* start Data for this exercise *
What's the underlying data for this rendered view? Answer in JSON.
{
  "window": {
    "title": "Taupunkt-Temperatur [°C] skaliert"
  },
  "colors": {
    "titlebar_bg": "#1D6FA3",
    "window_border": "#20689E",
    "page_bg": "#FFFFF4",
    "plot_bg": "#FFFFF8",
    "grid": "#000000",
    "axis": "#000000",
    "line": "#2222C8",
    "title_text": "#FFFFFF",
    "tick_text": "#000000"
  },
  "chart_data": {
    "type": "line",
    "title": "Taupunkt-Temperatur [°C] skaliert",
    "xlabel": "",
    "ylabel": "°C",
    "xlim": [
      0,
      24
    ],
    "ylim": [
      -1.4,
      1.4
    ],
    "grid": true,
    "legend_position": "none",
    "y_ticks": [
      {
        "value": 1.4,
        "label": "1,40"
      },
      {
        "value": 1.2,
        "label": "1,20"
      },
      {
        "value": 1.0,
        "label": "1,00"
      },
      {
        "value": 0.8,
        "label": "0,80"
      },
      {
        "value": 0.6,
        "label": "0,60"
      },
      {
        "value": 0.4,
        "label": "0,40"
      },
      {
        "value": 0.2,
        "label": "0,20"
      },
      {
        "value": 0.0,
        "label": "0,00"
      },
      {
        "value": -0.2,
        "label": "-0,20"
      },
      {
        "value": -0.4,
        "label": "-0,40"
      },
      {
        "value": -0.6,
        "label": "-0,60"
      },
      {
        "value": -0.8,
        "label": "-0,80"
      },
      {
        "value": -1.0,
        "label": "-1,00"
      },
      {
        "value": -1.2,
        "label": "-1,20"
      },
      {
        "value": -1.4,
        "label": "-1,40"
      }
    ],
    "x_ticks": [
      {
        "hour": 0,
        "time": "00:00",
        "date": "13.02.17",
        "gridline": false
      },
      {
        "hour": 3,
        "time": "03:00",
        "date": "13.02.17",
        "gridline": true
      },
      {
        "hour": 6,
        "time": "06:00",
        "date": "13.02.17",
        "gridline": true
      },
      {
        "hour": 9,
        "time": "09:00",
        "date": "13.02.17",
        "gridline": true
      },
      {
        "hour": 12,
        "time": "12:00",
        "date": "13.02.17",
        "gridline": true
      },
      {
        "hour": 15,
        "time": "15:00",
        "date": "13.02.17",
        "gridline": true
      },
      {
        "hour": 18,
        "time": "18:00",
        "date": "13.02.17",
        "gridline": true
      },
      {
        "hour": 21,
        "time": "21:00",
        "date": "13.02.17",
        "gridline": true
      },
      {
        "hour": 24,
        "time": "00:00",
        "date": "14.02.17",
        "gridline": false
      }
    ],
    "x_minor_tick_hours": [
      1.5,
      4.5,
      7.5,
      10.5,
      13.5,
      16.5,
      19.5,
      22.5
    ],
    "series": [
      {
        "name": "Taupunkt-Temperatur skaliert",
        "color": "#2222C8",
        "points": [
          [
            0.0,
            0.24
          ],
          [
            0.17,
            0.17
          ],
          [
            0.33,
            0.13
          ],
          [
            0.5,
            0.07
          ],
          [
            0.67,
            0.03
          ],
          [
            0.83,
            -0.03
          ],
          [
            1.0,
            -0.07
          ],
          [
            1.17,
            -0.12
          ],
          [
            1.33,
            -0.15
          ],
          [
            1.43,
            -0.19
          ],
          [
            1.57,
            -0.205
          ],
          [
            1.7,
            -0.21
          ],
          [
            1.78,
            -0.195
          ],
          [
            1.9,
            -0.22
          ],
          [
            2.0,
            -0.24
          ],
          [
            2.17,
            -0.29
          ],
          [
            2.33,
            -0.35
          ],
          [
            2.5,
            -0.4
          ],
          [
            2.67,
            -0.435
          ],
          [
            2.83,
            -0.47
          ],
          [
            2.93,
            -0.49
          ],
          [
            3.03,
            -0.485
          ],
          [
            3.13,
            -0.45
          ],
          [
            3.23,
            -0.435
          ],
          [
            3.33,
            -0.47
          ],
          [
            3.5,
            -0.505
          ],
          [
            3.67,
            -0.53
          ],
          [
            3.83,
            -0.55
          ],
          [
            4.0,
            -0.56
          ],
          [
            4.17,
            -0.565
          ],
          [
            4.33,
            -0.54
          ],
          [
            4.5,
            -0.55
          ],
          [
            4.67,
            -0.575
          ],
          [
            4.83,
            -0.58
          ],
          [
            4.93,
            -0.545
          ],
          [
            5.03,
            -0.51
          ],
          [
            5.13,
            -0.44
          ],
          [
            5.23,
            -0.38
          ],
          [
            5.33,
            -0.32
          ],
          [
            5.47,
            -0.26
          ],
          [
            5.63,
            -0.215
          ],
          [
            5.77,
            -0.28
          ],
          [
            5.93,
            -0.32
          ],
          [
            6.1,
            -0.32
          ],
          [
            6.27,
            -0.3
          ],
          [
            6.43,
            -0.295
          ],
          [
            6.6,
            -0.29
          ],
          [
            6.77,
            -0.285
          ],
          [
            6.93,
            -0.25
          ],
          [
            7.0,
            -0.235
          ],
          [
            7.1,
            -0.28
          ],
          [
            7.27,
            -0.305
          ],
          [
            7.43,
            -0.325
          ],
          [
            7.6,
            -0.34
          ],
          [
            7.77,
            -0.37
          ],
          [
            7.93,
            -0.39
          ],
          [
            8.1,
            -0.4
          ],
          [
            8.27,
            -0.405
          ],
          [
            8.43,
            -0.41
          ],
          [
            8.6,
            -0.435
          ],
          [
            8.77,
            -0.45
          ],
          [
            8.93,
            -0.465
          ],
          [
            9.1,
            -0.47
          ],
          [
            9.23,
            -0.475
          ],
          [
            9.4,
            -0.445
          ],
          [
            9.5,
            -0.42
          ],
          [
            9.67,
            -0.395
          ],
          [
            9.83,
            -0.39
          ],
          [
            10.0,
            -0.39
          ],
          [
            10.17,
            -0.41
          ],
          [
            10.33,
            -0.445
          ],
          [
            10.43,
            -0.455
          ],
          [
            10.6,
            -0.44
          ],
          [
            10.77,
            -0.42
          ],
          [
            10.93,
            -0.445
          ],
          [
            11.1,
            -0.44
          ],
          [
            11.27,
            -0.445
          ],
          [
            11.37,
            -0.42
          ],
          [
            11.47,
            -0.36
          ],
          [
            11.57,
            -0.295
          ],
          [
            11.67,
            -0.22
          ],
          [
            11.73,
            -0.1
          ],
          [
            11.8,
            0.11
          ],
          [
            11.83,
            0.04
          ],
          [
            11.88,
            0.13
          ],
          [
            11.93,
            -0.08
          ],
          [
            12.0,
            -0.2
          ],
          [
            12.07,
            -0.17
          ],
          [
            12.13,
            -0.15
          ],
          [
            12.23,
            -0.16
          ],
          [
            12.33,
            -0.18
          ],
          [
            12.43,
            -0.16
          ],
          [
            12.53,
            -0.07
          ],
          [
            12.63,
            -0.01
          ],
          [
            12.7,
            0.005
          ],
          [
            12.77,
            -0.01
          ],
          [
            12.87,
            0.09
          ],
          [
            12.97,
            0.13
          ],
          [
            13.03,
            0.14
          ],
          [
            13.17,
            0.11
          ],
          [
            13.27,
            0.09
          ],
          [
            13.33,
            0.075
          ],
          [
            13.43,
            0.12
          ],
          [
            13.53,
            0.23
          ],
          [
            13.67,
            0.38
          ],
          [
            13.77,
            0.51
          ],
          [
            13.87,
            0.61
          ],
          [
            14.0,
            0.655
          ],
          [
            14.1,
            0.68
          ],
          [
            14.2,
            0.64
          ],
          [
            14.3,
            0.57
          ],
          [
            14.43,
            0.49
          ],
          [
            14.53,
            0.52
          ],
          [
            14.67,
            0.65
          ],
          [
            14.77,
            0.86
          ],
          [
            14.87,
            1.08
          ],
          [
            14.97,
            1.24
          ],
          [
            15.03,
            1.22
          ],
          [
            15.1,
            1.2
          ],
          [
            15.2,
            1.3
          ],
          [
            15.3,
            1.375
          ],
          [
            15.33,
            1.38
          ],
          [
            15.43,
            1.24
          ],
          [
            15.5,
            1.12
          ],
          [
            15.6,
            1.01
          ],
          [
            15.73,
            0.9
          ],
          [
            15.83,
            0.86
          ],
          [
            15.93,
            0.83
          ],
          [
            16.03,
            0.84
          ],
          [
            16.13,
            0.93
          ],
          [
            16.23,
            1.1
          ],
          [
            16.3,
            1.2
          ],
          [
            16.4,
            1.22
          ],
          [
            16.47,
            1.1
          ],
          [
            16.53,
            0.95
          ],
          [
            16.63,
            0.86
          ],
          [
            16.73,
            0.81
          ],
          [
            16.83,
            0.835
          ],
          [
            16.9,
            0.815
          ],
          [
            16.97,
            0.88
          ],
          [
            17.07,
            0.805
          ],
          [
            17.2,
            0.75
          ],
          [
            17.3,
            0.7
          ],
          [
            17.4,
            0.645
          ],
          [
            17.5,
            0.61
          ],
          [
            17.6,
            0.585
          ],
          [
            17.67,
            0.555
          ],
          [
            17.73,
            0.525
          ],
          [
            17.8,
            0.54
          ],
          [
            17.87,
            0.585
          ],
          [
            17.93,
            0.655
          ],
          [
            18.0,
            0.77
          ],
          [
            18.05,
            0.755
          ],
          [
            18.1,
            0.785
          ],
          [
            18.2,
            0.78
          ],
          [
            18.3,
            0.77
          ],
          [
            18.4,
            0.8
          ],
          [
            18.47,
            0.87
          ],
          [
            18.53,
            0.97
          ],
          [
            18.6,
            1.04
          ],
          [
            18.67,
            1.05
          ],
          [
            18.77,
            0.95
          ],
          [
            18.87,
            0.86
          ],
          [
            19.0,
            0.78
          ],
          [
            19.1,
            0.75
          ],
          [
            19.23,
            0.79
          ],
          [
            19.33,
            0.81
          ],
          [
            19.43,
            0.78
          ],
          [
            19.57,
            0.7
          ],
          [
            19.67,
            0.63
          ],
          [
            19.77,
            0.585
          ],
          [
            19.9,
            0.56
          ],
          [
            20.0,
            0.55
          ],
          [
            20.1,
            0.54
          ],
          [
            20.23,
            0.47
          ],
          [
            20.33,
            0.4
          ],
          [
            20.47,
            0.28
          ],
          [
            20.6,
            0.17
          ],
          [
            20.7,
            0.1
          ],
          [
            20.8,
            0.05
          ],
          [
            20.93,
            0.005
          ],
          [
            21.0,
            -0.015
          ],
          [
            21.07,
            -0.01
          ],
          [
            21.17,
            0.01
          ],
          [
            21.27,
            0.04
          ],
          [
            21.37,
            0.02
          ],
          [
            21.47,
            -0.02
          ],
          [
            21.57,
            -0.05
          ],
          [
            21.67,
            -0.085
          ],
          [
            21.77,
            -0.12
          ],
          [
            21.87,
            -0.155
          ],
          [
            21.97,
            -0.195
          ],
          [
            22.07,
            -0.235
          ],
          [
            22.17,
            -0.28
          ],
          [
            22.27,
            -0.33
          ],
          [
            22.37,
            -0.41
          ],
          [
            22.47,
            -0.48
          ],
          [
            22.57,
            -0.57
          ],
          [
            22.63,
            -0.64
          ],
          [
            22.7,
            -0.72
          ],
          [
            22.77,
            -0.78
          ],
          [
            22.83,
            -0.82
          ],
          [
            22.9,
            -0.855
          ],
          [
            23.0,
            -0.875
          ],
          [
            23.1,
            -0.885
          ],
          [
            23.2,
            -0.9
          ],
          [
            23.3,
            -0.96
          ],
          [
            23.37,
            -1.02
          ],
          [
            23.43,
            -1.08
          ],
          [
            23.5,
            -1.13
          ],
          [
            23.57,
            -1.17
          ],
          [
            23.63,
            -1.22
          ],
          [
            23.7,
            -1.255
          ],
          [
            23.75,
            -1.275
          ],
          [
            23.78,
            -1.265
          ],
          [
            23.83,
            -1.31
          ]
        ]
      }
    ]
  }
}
* end Data for this exercise *
Written request: Search the lines above for the string "Taupunkt" and copy each line that has it.

Completed exercise:
    "title": "Taupunkt-Temperatur [°C] skaliert"
    "title": "Taupunkt-Temperatur [°C] skaliert",
        "name": "Taupunkt-Temperatur skaliert",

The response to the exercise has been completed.